> _Prompt_
What follows is a set of records; restate each one word for word and drop the pictures.

[Recorded data]
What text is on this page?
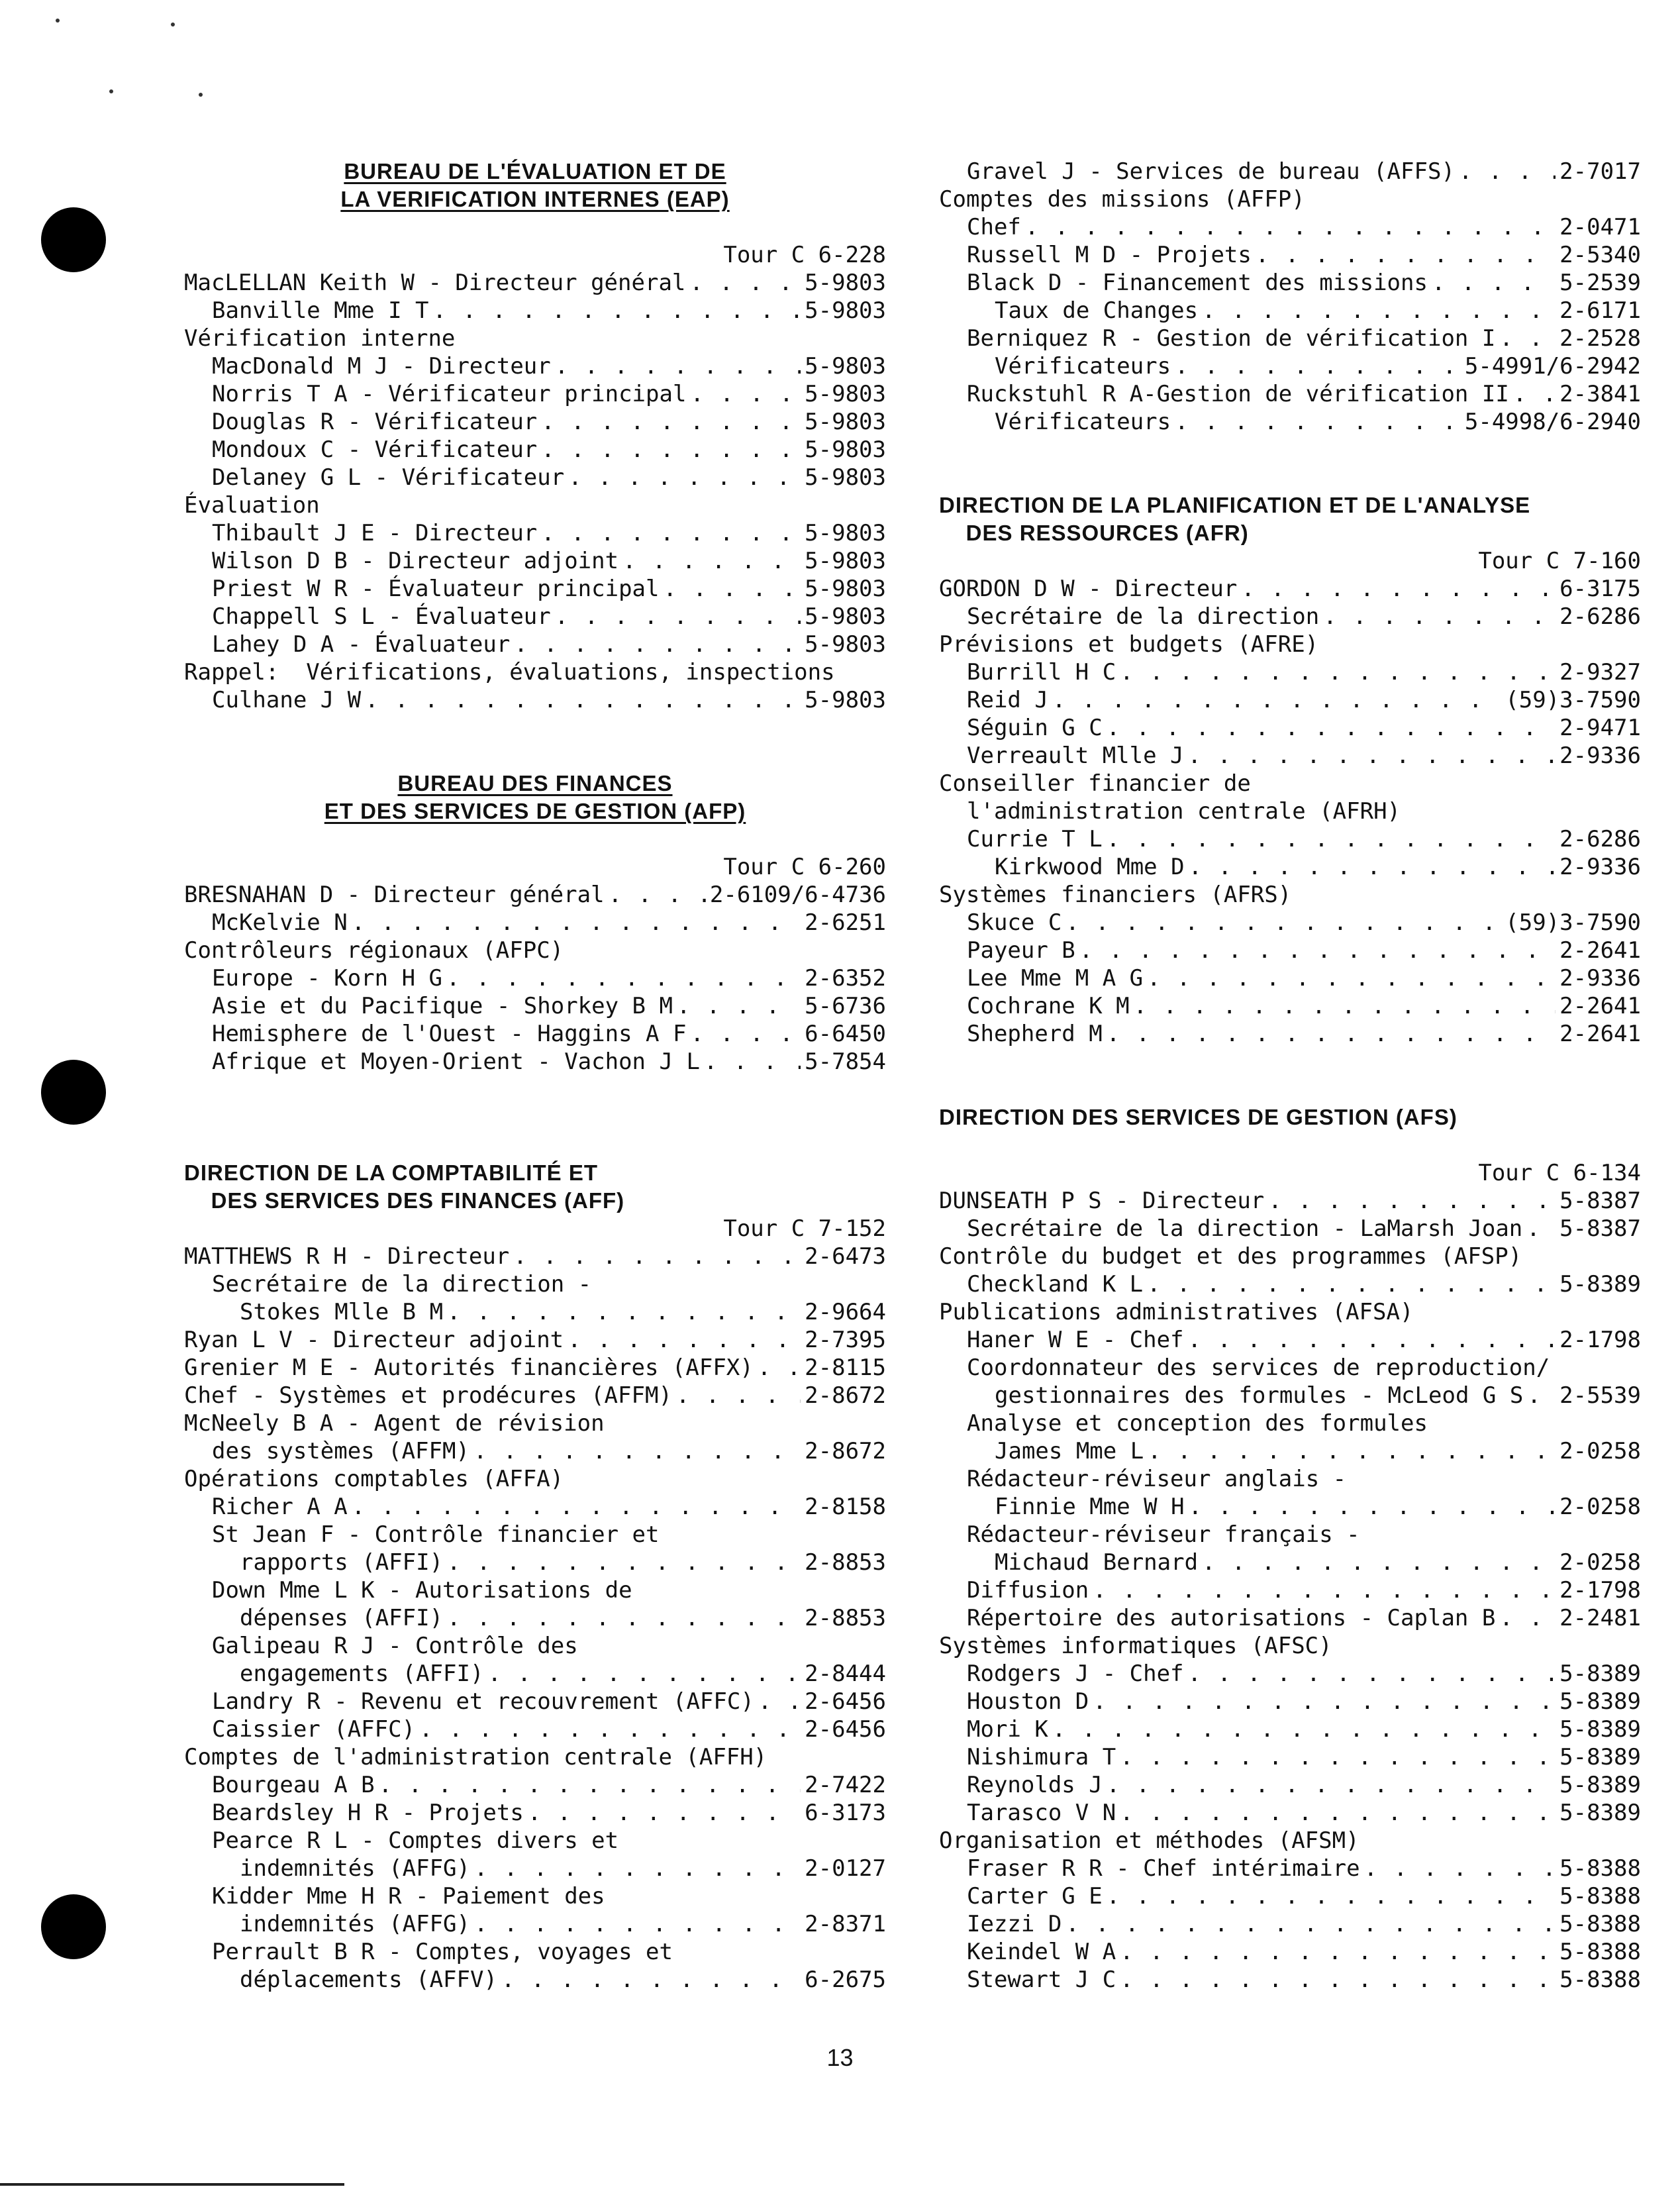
BUREAU DE L'ÉVALUATION ET DE
LA VERIFICATION INTERNES (EAP)
Tour C 6-228
MacLELLAN Keith W - Directeur général . . .	5-9803
Banville Mme I T . . .	5-9803
Vérification interne
MacDonald M J - Directeur . . .	5-9803
Norris T A - Vérificateur principal . . .	5-9803
Douglas R - Vérificateur . . .	5-9803
Mondoux C - Vérificateur . . .	5-9803
Delaney G L - Vérificateur . . .	5-9803
Évaluation
Thibault J E - Directeur . . .	5-9803
Wilson D B - Directeur adjoint . . .	5-9803
Priest W R - Évaluateur principal . . .	5-9803
Chappell S L - Évaluateur . . .	5-9803
Lahey D A - Évaluateur . . .	5-9803
Rappel:  Vérifications, évaluations, inspections
Culhane J W . . .	5-9803
BUREAU DES FINANCES
ET DES SERVICES DE GESTION (AFP)
Tour C 6-260
BRESNAHAN D - Directeur général . . .	2-6109/6-4736
McKelvie N . . .	2-6251
Contrôleurs régionaux (AFPC)
Europe - Korn H G . . .	2-6352
Asie et du Pacifique - Shorkey B M . . .	5-6736
Hemisphere de l'Ouest - Haggins A F . . .	6-6450
Afrique et Moyen-Orient - Vachon J L . . .	5-7854
DIRECTION DE LA COMPTABILITÉ ET
DES SERVICES DES FINANCES (AFF)
Tour C 7-152
MATTHEWS R H - Directeur . . .	2-6473
Secrétaire de la direction -
Stokes Mlle B M . . .	2-9664
Ryan L V - Directeur adjoint . . .	2-7395
Grenier M E - Autorités financières (AFFX) . . . 2-8115
Chef - Systèmes et prodécures (AFFM) . . .	2-8672
McNeely B A - Agent de révision
des systèmes (AFFM) . . .	2-8672
Opérations comptables (AFFA)
Richer A A . . .	2-8158
St Jean F - Contrôle financier et
rapports (AFFI) . . .	2-8853
Down Mme L K - Autorisations de
dépenses (AFFI) . . .	2-8853
Galipeau R J - Contrôle des
engagements (AFFI) . . .	2-8444
Landry R - Revenu et recouvrement (AFFC) . . . 2-6456
Caissier (AFFC) . . .	2-6456
Comptes de l'administration centrale (AFFH)
Bourgeau A B . . .	2-7422
Beardsley H R - Projets . . .	6-3173
Pearce R L - Comptes divers et
indemnités (AFFG) . . .	2-0127
Kidder Mme H R - Paiement des
indemnités (AFFG) . . .	2-8371
Perrault B R - Comptes, voyages et
déplacements (AFFV) . . .	6-2675
Gravel J - Services de bureau (AFFS) . . .	2-7017
Comptes des missions (AFFP)
Chef . . .	2-0471
Russell M D - Projets . . .	2-5340
Black D - Financement des missions . . .	5-2539
Taux de Changes . . .	2-6171
Berniquez R - Gestion de vérification I . . .	2-2528
Vérificateurs . . .	5-4991/6-2942
Ruckstuhl R A-Gestion de vérification II . . . 2-3841
Vérificateurs . . .	5-4998/6-2940
DIRECTION DE LA PLANIFICATION ET DE L'ANALYSE
DES RESSOURCES (AFR)
Tour C 7-160
GORDON D W - Directeur . . .	6-3175
Secrétaire de la direction . . .	2-6286
Prévisions et budgets (AFRE)
Burrill H C . . .	2-9327
Reid J . . .	(59)3-7590
Séguin G C . . .	2-9471
Verreault Mlle J . . .	2-9336
Conseiller financier de
l'administration centrale (AFRH)
Currie T L . . .	2-6286
Kirkwood Mme D . . .	2-9336
Systèmes financiers (AFRS)
Skuce C . . .	(59)3-7590
Payeur B . . .	2-2641
Lee Mme M A G . . .	2-9336
Cochrane K M . . .	2-2641
Shepherd M . . .	2-2641
DIRECTION DES SERVICES DE GESTION (AFS)
Tour C 6-134
DUNSEATH P S - Directeur . . .	5-8387
Secrétaire de la direction - LaMarsh Joan . . . 5-8387
Contrôle du budget et des programmes (AFSP)
Checkland K L . . .	5-8389
Publications administratives (AFSA)
Haner W E - Chef . . .	2-1798
Coordonnateur des services de reproduction/
gestionnaires des formules - McLeod G S . . . 2-5539
Analyse et conception des formules
James Mme L . . .	2-0258
Rédacteur-réviseur anglais -
Finnie Mme W H . . .	2-0258
Rédacteur-réviseur français -
Michaud Bernard . . .	2-0258
Diffusion . . .	2-1798
Répertoire des autorisations - Caplan B . . .	2-2481
Systèmes informatiques (AFSC)
Rodgers J - Chef . . .	5-8389
Houston D . . .	5-8389
Mori K . . .	5-8389
Nishimura T . . .	5-8389
Reynolds J . . .	5-8389
Tarasco V N . . .	5-8389
Organisation et méthodes (AFSM)
Fraser R R - Chef intérimaire . . .	5-8388
Carter G E . . .	5-8388
Iezzi D . . .	5-8388
Keindel W A . . .	5-8388
Stewart J C . . .	5-8388
13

> _Result_
What text is on this page?
BUREAU DE L'ÉVALUATION ET DE
LA VERIFICATION INTERNES (EAP)
Tour C 6-228
MacLELLAN Keith W - Directeur général . . .	5-9803
Banville Mme I T . . .	5-9803
Vérification interne
MacDonald M J - Directeur . . .	5-9803
Norris T A - Vérificateur principal . . .	5-9803
Douglas R - Vérificateur . . .	5-9803
Mondoux C - Vérificateur . . .	5-9803
Delaney G L - Vérificateur . . .	5-9803
Évaluation
Thibault J E - Directeur . . .	5-9803
Wilson D B - Directeur adjoint . . .	5-9803
Priest W R - Évaluateur principal . . .	5-9803
Chappell S L - Évaluateur . . .	5-9803
Lahey D A - Évaluateur . . .	5-9803
Rappel:  Vérifications, évaluations, inspections
Culhane J W . . .	5-9803
BUREAU DES FINANCES
ET DES SERVICES DE GESTION (AFP)
Tour C 6-260
BRESNAHAN D - Directeur général . . .	2-6109/6-4736
McKelvie N . . .	2-6251
Contrôleurs régionaux (AFPC)
Europe - Korn H G . . .	2-6352
Asie et du Pacifique - Shorkey B M . . .	5-6736
Hemisphere de l'Ouest - Haggins A F . . .	6-6450
Afrique et Moyen-Orient - Vachon J L . . .	5-7854
DIRECTION DE LA COMPTABILITÉ ET
DES SERVICES DES FINANCES (AFF)
Tour C 7-152
MATTHEWS R H - Directeur . . .	2-6473
Secrétaire de la direction -
Stokes Mlle B M . . .	2-9664
Ryan L V - Directeur adjoint . . .	2-7395
Grenier M E - Autorités financières (AFFX) . . . 2-8115
Chef - Systèmes et prodécures (AFFM) . . .	2-8672
McNeely B A - Agent de révision
des systèmes (AFFM) . . .	2-8672
Opérations comptables (AFFA)
Richer A A . . .	2-8158
St Jean F - Contrôle financier et
rapports (AFFI) . . .	2-8853
Down Mme L K - Autorisations de
dépenses (AFFI) . . .	2-8853
Galipeau R J - Contrôle des
engagements (AFFI) . . .	2-8444
Landry R - Revenu et recouvrement (AFFC) . . . 2-6456
Caissier (AFFC) . . .	2-6456
Comptes de l'administration centrale (AFFH)
Bourgeau A B . . .	2-7422
Beardsley H R - Projets . . .	6-3173
Pearce R L - Comptes divers et
indemnités (AFFG) . . .	2-0127
Kidder Mme H R - Paiement des
indemnités (AFFG) . . .	2-8371
Perrault B R - Comptes, voyages et
déplacements (AFFV) . . .	6-2675
Gravel J - Services de bureau (AFFS) . . .	2-7017
Comptes des missions (AFFP)
Chef . . .	2-0471
Russell M D - Projets . . .	2-5340
Black D - Financement des missions . . .	5-2539
Taux de Changes . . .	2-6171
Berniquez R - Gestion de vérification I . . .	2-2528
Vérificateurs . . .	5-4991/6-2942
Ruckstuhl R A-Gestion de vérification II . . . 2-3841
Vérificateurs . . .	5-4998/6-2940
DIRECTION DE LA PLANIFICATION ET DE L'ANALYSE
DES RESSOURCES (AFR)
Tour C 7-160
GORDON D W - Directeur . . .	6-3175
Secrétaire de la direction . . .	2-6286
Prévisions et budgets (AFRE)
Burrill H C . . .	2-9327
Reid J . . .	(59)3-7590
Séguin G C . . .	2-9471
Verreault Mlle J . . .	2-9336
Conseiller financier de
l'administration centrale (AFRH)
Currie T L . . .	2-6286
Kirkwood Mme D . . .	2-9336
Systèmes financiers (AFRS)
Skuce C . . .	(59)3-7590
Payeur B . . .	2-2641
Lee Mme M A G . . .	2-9336
Cochrane K M . . .	2-2641
Shepherd M . . .	2-2641
DIRECTION DES SERVICES DE GESTION (AFS)
Tour C 6-134
DUNSEATH P S - Directeur . . .	5-8387
Secrétaire de la direction - LaMarsh Joan . . . 5-8387
Contrôle du budget et des programmes (AFSP)
Checkland K L . . .	5-8389
Publications administratives (AFSA)
Haner W E - Chef . . .	2-1798
Coordonnateur des services de reproduction/
gestionnaires des formules - McLeod G S . . . 2-5539
Analyse et conception des formules
James Mme L . . .	2-0258
Rédacteur-réviseur anglais -
Finnie Mme W H . . .	2-0258
Rédacteur-réviseur français -
Michaud Bernard . . .	2-0258
Diffusion . . .	2-1798
Répertoire des autorisations - Caplan B . . .	2-2481
Systèmes informatiques (AFSC)
Rodgers J - Chef . . .	5-8389
Houston D . . .	5-8389
Mori K . . .	5-8389
Nishimura T . . .	5-8389
Reynolds J . . .	5-8389
Tarasco V N . . .	5-8389
Organisation et méthodes (AFSM)
Fraser R R - Chef intérimaire . . .	5-8388
Carter G E . . .	5-8388
Iezzi D . . .	5-8388
Keindel W A . . .	5-8388
Stewart J C . . .	5-8388
13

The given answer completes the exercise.